◆ Goal of the exercise:
Repeat the listing below in full, exactly as it stands.

———

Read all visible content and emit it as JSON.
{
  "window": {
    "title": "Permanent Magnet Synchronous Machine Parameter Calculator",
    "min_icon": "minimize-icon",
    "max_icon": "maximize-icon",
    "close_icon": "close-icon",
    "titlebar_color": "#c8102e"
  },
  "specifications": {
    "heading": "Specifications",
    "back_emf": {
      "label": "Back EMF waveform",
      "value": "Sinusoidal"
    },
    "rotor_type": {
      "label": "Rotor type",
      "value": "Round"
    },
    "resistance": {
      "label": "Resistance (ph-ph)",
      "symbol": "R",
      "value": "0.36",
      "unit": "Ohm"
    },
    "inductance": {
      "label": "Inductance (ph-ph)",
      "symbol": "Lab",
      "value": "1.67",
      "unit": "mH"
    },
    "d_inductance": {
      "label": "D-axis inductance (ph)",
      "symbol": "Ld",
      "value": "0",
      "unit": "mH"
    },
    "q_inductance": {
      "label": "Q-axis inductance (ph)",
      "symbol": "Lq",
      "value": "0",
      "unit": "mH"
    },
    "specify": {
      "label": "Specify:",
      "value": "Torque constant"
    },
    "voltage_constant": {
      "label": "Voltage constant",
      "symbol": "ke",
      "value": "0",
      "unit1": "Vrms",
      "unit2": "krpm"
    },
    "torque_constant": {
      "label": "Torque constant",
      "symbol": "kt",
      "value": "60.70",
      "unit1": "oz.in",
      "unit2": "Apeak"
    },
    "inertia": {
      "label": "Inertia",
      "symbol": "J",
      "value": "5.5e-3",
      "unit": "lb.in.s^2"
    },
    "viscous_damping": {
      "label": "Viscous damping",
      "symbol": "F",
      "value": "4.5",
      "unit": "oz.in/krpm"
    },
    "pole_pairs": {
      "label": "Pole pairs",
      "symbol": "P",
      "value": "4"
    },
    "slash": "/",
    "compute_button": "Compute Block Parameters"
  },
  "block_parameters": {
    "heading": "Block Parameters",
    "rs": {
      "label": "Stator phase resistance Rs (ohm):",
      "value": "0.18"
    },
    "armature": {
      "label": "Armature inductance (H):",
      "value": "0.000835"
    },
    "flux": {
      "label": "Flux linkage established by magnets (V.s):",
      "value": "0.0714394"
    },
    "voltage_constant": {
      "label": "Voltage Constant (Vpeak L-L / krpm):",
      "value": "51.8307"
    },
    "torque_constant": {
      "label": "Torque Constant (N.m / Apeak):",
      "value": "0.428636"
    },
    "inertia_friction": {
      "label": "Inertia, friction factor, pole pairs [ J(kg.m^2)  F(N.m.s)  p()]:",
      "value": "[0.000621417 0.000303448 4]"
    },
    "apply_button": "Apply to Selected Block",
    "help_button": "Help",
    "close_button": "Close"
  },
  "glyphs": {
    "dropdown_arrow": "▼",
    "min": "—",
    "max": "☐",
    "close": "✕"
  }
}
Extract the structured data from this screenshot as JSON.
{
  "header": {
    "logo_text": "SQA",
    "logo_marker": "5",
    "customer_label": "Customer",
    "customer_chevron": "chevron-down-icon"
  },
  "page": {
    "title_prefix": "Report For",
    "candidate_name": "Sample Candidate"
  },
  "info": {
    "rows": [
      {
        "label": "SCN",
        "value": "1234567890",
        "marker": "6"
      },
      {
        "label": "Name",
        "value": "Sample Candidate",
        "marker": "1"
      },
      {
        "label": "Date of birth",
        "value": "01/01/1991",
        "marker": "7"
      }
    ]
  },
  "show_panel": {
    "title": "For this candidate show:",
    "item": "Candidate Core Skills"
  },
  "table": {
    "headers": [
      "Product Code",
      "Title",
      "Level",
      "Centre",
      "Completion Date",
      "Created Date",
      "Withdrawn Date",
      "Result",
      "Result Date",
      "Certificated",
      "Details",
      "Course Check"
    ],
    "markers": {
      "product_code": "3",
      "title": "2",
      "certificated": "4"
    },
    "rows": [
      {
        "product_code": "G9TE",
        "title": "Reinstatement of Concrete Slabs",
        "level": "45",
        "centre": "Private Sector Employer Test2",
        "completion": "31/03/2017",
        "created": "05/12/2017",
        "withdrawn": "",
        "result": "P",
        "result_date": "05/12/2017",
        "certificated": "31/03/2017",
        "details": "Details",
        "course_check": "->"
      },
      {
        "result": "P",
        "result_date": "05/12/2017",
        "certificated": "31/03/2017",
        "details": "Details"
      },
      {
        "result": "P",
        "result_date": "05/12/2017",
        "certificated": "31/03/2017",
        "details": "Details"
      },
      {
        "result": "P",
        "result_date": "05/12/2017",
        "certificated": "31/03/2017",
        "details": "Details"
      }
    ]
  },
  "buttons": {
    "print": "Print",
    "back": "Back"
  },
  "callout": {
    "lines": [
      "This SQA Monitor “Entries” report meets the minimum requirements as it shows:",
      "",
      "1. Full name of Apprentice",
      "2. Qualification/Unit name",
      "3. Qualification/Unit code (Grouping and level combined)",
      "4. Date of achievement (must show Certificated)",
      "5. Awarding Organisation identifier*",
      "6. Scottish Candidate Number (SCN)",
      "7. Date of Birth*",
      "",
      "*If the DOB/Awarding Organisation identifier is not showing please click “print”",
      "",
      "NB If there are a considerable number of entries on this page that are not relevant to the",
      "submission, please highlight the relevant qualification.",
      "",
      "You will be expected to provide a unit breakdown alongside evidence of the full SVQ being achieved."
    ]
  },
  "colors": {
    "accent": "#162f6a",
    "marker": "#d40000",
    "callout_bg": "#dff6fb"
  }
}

———

◆ Expected answer:
Read all visible content and emit it as JSON.
{
  "window": {
    "title": "Permanent Magnet Synchronous Machine Parameter Calculator",
    "min_icon": "minimize-icon",
    "max_icon": "maximize-icon",
    "close_icon": "close-icon",
    "titlebar_color": "#c8102e"
  },
  "specifications": {
    "heading": "Specifications",
    "back_emf": {
      "label": "Back EMF waveform",
      "value": "Sinusoidal"
    },
    "rotor_type": {
      "label": "Rotor type",
      "value": "Round"
    },
    "resistance": {
      "label": "Resistance (ph-ph)",
      "symbol": "R",
      "value": "0.36",
      "unit": "Ohm"
    },
    "inductance": {
      "label": "Inductance (ph-ph)",
      "symbol": "Lab",
      "value": "1.67",
      "unit": "mH"
    },
    "d_inductance": {
      "label": "D-axis inductance (ph)",
      "symbol": "Ld",
      "value": "0",
      "unit": "mH"
    },
    "q_inductance": {
      "label": "Q-axis inductance (ph)",
      "symbol": "Lq",
      "value": "0",
      "unit": "mH"
    },
    "specify": {
      "label": "Specify:",
      "value": "Torque constant"
    },
    "voltage_constant": {
      "label": "Voltage constant",
      "symbol": "ke",
      "value": "0",
      "unit1": "Vrms",
      "unit2": "krpm"
    },
    "torque_constant": {
      "label": "Torque constant",
      "symbol": "kt",
      "value": "60.70",
      "unit1": "oz.in",
      "unit2": "Apeak"
    },
    "inertia": {
      "label": "Inertia",
      "symbol": "J",
      "value": "5.5e-3",
      "unit": "lb.in.s^2"
    },
    "viscous_damping": {
      "label": "Viscous damping",
      "symbol": "F",
      "value": "4.5",
      "unit": "oz.in/krpm"
    },
    "pole_pairs": {
      "label": "Pole pairs",
      "symbol": "P",
      "value": "4"
    },
    "slash": "/",
    "compute_button": "Compute Block Parameters"
  },
  "block_parameters": {
    "heading": "Block Parameters",
    "rs": {
      "label": "Stator phase resistance Rs (ohm):",
      "value": "0.18"
    },
    "armature": {
      "label": "Armature inductance (H):",
      "value": "0.000835"
    },
    "flux": {
      "label": "Flux linkage established by magnets (V.s):",
      "value": "0.0714394"
    },
    "voltage_constant": {
      "label": "Voltage Constant (Vpeak L-L / krpm):",
      "value": "51.8307"
    },
    "torque_constant": {
      "label": "Torque Constant (N.m / Apeak):",
      "value": "0.428636"
    },
    "inertia_friction": {
      "label": "Inertia, friction factor, pole pairs [ J(kg.m^2)  F(N.m.s)  p()]:",
      "value": "[0.000621417 0.000303448 4]"
    },
    "apply_button": "Apply to Selected Block",
    "help_button": "Help",
    "close_button": "Close"
  },
  "glyphs": {
    "dropdown_arrow": "▼",
    "min": "—",
    "max": "☐",
    "close": "✕"
  }
}
Extract the structured data from this screenshot as JSON.
{
  "header": {
    "logo_text": "SQA",
    "logo_marker": "5",
    "customer_label": "Customer",
    "customer_chevron": "chevron-down-icon"
  },
  "page": {
    "title_prefix": "Report For",
    "candidate_name": "Sample Candidate"
  },
  "info": {
    "rows": [
      {
        "label": "SCN",
        "value": "1234567890",
        "marker": "6"
      },
      {
        "label": "Name",
        "value": "Sample Candidate",
        "marker": "1"
      },
      {
        "label": "Date of birth",
        "value": "01/01/1991",
        "marker": "7"
      }
    ]
  },
  "show_panel": {
    "title": "For this candidate show:",
    "item": "Candidate Core Skills"
  },
  "table": {
    "headers": [
      "Product Code",
      "Title",
      "Level",
      "Centre",
      "Completion Date",
      "Created Date",
      "Withdrawn Date",
      "Result",
      "Result Date",
      "Certificated",
      "Details",
      "Course Check"
    ],
    "markers": {
      "product_code": "3",
      "title": "2",
      "certificated": "4"
    },
    "rows": [
      {
        "product_code": "G9TE",
        "title": "Reinstatement of Concrete Slabs",
        "level": "45",
        "centre": "Private Sector Employer Test2",
        "completion": "31/03/2017",
        "created": "05/12/2017",
        "withdrawn": "",
        "result": "P",
        "result_date": "05/12/2017",
        "certificated": "31/03/2017",
        "details": "Details",
        "course_check": "->"
      },
      {
        "result": "P",
        "result_date": "05/12/2017",
        "certificated": "31/03/2017",
        "details": "Details"
      },
      {
        "result": "P",
        "result_date": "05/12/2017",
        "certificated": "31/03/2017",
        "details": "Details"
      },
      {
        "result": "P",
        "result_date": "05/12/2017",
        "certificated": "31/03/2017",
        "details": "Details"
      }
    ]
  },
  "buttons": {
    "print": "Print",
    "back": "Back"
  },
  "callout": {
    "lines": [
      "This SQA Monitor “Entries” report meets the minimum requirements as it shows:",
      "",
      "1. Full name of Apprentice",
      "2. Qualification/Unit name",
      "3. Qualification/Unit code (Grouping and level combined)",
      "4. Date of achievement (must show Certificated)",
      "5. Awarding Organisation identifier*",
      "6. Scottish Candidate Number (SCN)",
      "7. Date of Birth*",
      "",
      "*If the DOB/Awarding Organisation identifier is not showing please click “print”",
      "",
      "NB If there are a considerable number of entries on this page that are not relevant to the",
      "submission, please highlight the relevant qualification.",
      "",
      "You will be expected to provide a unit breakdown alongside evidence of the full SVQ being achieved."
    ]
  },
  "colors": {
    "accent": "#162f6a",
    "marker": "#d40000",
    "callout_bg": "#dff6fb"
  }
}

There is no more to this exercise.